Request: Rewrite the lines between the one holding "date-button[interactable] <box>140 544" and the one holding "carrier-label: All <box>530 8 548 24</box>", inclusive, as a Markdown table. Use a column named "Row" for the row number and a column named "Line" for the line, and skip any blank lines.

(Element box records)
(begin)

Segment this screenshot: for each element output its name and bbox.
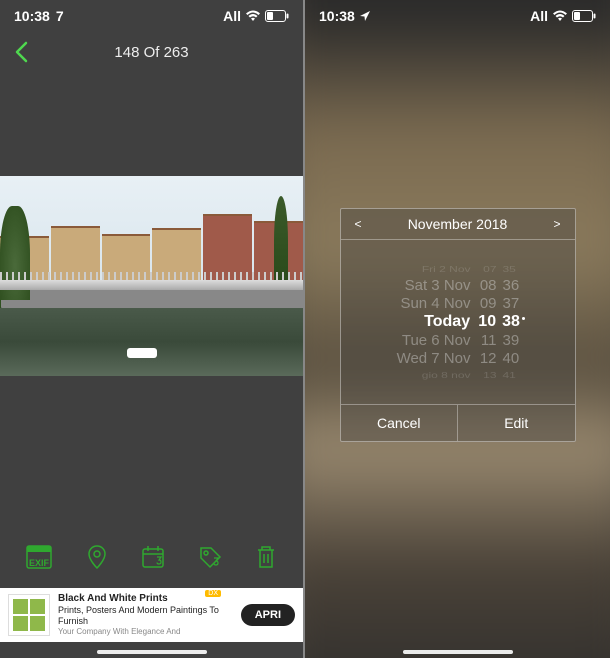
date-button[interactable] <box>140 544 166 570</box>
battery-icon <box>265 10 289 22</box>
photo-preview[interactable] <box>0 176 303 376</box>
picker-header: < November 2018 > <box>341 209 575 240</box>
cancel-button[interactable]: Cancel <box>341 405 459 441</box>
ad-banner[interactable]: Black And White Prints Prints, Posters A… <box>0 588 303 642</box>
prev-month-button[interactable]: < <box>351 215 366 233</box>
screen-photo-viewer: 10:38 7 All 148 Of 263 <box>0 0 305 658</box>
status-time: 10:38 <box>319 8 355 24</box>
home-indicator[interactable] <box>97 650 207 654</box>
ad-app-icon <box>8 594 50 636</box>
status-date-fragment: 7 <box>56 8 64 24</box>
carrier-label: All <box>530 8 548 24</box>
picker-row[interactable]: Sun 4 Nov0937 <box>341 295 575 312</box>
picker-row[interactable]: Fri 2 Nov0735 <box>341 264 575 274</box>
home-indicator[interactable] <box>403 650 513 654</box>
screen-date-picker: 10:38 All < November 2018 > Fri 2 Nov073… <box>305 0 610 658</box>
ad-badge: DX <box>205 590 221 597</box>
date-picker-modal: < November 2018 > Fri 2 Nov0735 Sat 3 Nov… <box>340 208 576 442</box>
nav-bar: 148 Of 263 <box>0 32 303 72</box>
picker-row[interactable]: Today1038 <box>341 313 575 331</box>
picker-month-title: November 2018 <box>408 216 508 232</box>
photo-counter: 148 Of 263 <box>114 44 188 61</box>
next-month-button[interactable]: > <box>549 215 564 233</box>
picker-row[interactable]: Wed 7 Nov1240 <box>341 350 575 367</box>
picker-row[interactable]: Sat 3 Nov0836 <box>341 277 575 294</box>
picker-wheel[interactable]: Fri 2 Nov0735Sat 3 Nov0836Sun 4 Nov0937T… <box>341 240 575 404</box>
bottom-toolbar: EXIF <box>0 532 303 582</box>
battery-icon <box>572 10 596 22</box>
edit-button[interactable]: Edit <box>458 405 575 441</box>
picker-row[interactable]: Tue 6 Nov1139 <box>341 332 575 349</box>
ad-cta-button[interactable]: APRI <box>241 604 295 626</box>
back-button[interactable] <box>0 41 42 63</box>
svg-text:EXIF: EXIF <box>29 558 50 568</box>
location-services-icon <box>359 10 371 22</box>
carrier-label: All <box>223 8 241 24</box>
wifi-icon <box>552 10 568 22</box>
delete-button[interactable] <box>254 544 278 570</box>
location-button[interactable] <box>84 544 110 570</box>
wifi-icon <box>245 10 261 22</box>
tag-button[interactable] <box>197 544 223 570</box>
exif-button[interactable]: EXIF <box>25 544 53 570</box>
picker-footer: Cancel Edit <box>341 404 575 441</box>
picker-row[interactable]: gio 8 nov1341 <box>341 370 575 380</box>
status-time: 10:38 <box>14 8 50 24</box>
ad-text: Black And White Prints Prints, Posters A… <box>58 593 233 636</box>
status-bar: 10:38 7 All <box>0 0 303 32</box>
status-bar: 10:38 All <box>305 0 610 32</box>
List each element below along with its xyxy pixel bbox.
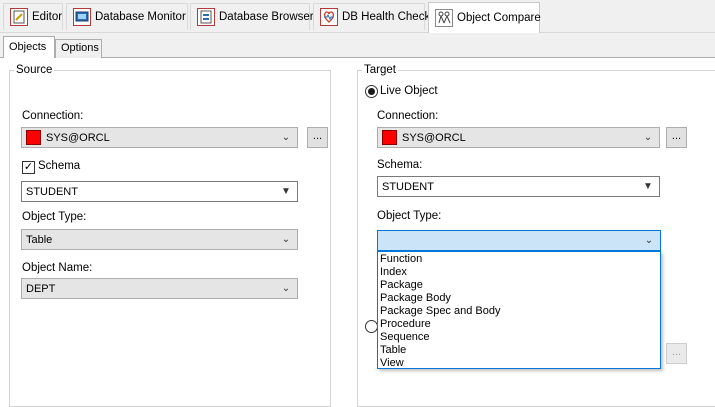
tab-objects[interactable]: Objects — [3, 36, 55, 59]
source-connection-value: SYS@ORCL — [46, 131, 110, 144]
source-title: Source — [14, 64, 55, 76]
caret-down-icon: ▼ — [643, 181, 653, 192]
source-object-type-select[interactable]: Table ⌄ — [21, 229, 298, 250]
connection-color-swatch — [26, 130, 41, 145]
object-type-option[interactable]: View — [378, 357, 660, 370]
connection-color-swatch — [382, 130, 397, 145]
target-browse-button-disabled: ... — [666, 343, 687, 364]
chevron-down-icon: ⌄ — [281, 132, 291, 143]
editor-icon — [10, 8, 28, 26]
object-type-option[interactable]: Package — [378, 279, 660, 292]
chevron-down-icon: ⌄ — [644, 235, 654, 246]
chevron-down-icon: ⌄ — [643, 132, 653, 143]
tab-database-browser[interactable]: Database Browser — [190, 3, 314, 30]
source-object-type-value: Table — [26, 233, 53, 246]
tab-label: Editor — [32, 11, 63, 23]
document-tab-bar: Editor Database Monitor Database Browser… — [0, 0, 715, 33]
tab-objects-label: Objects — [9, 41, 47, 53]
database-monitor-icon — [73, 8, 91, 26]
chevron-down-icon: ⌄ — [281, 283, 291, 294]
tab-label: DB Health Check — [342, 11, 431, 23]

(end)

Exercise output:
| Row | Line |
|---|---|
| 1 | date-button[interactable] <box>140 544 166 570</box> |
| 2 | battery-icon <box>265 10 289 22</box> |
| 3 | photo-preview[interactable] <box>0 176 303 376</box> |
| 4 | picker-header: < November 2018 > <box>341 209 575 240</box> |
| 5 | cancel-button[interactable]: Cancel <box>341 405 459 441</box> |
| 6 | ad-banner[interactable]: Black And White Prints Prints, Posters A… <box>0 588 303 642</box> |
| 7 | prev-month-button[interactable]: < <box>351 215 366 233</box> |
| 8 | screen-photo-viewer: 10:38 7 All 148 Of 263 <box>0 0 305 658</box> |
| 9 | status-time: 10:38 <box>319 8 355 24</box> |
| 10 | home-indicator[interactable] <box>97 650 207 654</box> |
| 11 | ad-app-icon <box>8 594 50 636</box> |
| 12 | status-date-fragment: 7 <box>56 8 64 24</box> |
| 13 | carrier-label: All <box>530 8 548 24</box> |